- _Textauszug_
>>>

Bestehen mehrere Darlehen (in Verbindung mit dem veräußerten Mietobjekt), so ist ein Werbungskostenabzug der Schuldzinsen nur möglich, wenn die Tilgung der Darlehen durch den Veräußerungserlös nach vertraglichen und wirtschaftlichen Gesichtspunkten erfolgt. Das heißt: Diejenigen Darlehen mit den höchsten Zinskonditionen müssen – soweit vertragliche Gründe nicht dagegen sprechen – zuerst abgelöst werden.
Die aufgeführten Grundsätze gelten auch für Refinanzierungs- oder Umschuldungsdarlehen, soweit der Refinanzierungsbetrag den abzulösenden Restdarlehensbetrag nicht übersteigt und die Umschuldung sich im Rahmen einer üblichen Finanzierung bewegt.

<<<

- _Vorliegende Daten_
>>>

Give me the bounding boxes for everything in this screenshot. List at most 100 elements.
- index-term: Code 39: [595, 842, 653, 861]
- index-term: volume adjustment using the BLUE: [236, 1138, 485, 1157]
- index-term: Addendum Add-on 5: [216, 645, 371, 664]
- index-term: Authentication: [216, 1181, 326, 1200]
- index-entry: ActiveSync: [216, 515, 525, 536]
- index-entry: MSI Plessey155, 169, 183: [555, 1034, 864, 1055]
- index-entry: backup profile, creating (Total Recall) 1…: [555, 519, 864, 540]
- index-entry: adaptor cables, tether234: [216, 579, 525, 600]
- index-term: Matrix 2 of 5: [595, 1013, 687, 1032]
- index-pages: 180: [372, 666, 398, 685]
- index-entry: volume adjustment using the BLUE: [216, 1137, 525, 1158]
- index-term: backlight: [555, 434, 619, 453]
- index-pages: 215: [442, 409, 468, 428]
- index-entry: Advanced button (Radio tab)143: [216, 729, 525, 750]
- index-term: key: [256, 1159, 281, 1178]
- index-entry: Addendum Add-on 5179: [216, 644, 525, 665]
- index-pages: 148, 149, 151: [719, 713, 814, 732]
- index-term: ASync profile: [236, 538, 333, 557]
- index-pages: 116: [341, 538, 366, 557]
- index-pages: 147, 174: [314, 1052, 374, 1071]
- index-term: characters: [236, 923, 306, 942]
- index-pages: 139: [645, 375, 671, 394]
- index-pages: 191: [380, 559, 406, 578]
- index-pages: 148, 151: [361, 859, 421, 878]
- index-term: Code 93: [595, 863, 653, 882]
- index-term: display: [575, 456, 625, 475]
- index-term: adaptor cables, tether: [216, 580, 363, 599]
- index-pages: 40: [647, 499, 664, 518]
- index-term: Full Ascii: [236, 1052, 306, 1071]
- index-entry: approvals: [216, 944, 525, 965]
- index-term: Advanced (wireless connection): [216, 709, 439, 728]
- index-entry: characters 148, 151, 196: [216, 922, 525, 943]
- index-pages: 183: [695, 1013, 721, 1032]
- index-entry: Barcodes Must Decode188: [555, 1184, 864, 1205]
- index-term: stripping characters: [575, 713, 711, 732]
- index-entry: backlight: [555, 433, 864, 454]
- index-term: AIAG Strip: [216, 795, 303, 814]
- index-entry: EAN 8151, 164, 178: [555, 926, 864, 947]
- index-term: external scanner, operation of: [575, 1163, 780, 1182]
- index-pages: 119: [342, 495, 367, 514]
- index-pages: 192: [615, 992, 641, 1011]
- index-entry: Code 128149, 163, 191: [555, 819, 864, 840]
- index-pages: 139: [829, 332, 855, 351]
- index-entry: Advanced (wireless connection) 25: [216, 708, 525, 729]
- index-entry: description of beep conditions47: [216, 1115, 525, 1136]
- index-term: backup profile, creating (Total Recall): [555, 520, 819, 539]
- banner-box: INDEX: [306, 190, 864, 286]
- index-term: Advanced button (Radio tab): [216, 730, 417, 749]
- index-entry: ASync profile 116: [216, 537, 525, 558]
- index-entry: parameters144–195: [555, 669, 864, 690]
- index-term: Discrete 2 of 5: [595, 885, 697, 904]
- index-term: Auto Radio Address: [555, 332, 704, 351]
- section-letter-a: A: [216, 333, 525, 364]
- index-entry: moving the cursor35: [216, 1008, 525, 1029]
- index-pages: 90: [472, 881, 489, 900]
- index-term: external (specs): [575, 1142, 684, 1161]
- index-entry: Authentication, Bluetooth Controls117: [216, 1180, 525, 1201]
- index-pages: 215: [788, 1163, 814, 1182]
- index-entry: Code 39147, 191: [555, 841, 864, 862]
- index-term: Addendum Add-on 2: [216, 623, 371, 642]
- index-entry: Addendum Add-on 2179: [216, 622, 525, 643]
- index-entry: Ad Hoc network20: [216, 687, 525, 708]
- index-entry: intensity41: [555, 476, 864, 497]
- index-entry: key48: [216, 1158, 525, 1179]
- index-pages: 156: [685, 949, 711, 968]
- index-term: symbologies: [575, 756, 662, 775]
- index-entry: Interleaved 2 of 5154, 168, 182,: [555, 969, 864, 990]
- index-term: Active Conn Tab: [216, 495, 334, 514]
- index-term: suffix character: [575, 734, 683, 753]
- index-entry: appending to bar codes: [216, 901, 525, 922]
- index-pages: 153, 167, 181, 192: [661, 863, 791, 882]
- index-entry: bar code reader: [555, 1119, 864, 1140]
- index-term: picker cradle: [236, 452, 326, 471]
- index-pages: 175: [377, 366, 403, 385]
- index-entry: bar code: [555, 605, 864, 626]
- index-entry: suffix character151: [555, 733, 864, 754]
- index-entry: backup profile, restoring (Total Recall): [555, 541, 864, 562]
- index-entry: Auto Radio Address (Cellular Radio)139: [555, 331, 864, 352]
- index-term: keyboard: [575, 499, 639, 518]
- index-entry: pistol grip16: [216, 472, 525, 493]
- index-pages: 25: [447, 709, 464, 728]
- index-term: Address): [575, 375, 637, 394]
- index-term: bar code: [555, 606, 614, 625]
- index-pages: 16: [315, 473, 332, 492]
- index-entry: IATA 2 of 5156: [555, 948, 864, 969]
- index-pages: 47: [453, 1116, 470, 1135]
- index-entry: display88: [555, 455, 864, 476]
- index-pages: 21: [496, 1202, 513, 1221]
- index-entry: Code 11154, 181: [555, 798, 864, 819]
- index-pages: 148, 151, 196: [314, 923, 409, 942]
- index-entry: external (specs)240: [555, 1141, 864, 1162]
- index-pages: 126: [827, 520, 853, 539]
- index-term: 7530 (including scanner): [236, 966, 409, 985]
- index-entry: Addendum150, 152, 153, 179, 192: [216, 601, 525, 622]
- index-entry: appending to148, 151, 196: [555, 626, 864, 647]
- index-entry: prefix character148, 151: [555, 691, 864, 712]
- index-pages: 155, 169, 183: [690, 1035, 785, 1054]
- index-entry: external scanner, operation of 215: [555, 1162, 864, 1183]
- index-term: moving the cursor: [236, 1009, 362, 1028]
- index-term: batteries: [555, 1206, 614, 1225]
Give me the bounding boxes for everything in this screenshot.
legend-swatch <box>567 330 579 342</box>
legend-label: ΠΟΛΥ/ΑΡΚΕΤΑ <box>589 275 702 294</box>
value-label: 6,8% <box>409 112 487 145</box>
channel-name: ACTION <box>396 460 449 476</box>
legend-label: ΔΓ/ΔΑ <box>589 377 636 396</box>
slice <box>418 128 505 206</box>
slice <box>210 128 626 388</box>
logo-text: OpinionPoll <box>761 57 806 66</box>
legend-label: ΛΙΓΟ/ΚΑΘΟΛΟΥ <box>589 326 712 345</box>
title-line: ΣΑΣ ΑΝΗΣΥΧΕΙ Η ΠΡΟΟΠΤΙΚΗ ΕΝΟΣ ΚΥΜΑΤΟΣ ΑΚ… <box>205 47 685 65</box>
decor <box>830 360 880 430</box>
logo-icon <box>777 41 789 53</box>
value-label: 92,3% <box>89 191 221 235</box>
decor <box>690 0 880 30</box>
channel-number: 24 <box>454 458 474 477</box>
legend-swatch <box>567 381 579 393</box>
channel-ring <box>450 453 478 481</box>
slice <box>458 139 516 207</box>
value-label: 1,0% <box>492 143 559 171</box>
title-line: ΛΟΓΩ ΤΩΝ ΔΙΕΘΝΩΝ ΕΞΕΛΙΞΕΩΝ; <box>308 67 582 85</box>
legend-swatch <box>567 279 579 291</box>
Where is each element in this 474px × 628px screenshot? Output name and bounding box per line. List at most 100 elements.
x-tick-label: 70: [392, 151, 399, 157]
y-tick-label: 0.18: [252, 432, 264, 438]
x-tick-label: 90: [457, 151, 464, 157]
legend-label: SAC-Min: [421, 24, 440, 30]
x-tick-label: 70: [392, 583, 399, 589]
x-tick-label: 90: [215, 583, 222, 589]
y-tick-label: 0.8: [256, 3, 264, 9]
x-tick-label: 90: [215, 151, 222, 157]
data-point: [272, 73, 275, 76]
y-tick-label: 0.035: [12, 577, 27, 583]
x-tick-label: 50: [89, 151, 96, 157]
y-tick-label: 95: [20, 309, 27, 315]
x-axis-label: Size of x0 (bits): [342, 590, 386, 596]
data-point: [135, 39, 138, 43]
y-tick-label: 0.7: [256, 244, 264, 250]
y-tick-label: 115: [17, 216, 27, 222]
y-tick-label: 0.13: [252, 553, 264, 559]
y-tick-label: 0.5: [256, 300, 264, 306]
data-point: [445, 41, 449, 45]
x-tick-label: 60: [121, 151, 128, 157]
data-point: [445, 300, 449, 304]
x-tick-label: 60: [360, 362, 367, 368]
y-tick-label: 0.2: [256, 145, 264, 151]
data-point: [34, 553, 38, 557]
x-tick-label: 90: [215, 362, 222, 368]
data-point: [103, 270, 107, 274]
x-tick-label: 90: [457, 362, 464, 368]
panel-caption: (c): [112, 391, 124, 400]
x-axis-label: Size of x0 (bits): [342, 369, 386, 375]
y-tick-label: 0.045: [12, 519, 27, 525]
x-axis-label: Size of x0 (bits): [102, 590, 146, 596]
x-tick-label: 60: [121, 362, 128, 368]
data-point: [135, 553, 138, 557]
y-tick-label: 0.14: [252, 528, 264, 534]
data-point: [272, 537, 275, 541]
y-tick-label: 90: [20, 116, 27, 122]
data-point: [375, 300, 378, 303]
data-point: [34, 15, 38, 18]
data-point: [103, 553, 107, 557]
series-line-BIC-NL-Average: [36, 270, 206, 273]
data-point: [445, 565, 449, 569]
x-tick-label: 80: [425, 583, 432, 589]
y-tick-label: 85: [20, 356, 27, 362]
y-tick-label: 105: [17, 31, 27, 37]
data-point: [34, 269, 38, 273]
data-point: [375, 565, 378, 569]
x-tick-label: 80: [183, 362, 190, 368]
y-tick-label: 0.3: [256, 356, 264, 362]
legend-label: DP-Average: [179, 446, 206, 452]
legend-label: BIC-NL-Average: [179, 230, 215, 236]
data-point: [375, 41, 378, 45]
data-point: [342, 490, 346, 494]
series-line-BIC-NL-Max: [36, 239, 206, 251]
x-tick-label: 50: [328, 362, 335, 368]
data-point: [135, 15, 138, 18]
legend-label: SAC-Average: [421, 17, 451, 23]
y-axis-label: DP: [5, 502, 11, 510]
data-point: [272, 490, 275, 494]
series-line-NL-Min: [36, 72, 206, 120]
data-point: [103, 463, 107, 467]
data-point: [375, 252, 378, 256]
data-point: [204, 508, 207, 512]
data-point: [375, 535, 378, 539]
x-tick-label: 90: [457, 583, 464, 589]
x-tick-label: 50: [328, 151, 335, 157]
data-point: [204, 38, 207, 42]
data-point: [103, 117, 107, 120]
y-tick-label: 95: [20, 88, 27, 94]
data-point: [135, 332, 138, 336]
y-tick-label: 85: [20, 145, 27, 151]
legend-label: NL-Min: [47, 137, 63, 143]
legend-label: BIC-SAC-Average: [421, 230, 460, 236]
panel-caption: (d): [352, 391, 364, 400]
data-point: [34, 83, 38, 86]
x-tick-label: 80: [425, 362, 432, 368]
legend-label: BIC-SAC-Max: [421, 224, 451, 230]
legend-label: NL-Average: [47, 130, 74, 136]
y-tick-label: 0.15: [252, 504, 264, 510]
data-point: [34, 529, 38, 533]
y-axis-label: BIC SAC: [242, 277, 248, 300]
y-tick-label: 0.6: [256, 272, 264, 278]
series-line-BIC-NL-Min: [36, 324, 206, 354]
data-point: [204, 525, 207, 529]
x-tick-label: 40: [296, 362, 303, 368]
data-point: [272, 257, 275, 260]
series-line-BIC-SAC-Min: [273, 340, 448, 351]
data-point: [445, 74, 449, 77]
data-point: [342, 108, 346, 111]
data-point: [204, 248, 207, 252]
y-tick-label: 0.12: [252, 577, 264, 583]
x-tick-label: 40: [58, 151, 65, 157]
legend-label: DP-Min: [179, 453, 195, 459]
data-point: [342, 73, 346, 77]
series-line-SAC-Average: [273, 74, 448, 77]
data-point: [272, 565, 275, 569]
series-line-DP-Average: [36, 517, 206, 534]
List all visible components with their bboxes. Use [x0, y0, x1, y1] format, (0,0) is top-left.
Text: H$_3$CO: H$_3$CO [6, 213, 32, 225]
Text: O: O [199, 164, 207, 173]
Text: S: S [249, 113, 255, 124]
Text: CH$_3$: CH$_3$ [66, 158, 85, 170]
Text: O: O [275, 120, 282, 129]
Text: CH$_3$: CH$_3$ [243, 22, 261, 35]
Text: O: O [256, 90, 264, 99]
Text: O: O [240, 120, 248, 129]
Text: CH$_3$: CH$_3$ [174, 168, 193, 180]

<<<

- _Ziel der Übung_
Schreib den Abschnitt des Textauszugs, der mit den Worten „Bestehen mehrere Darlehen" beginnt und mit „zuerst abgelöst werden." endet, erneut ab. Tausche dabei „Veräußerungserlös" gegen „Verkaufserlös" aus.

- _Richtige Antwort_
Bestehen mehrere Darlehen (in Verbindung mit dem veräußerten Mietobjekt), so ist ein Werbungskostenabzug der Schuldzinsen nur möglich, wenn die Tilgung der Darlehen durch den Verkaufserlös nach vertraglichen und wirtschaftlichen Gesichtspunkten erfolgt. Das heißt: Diejenigen Darlehen mit den höchsten Zinskonditionen müssen – soweit vertragliche Gründe nicht dagegen sprechen – zuerst abgelöst werden.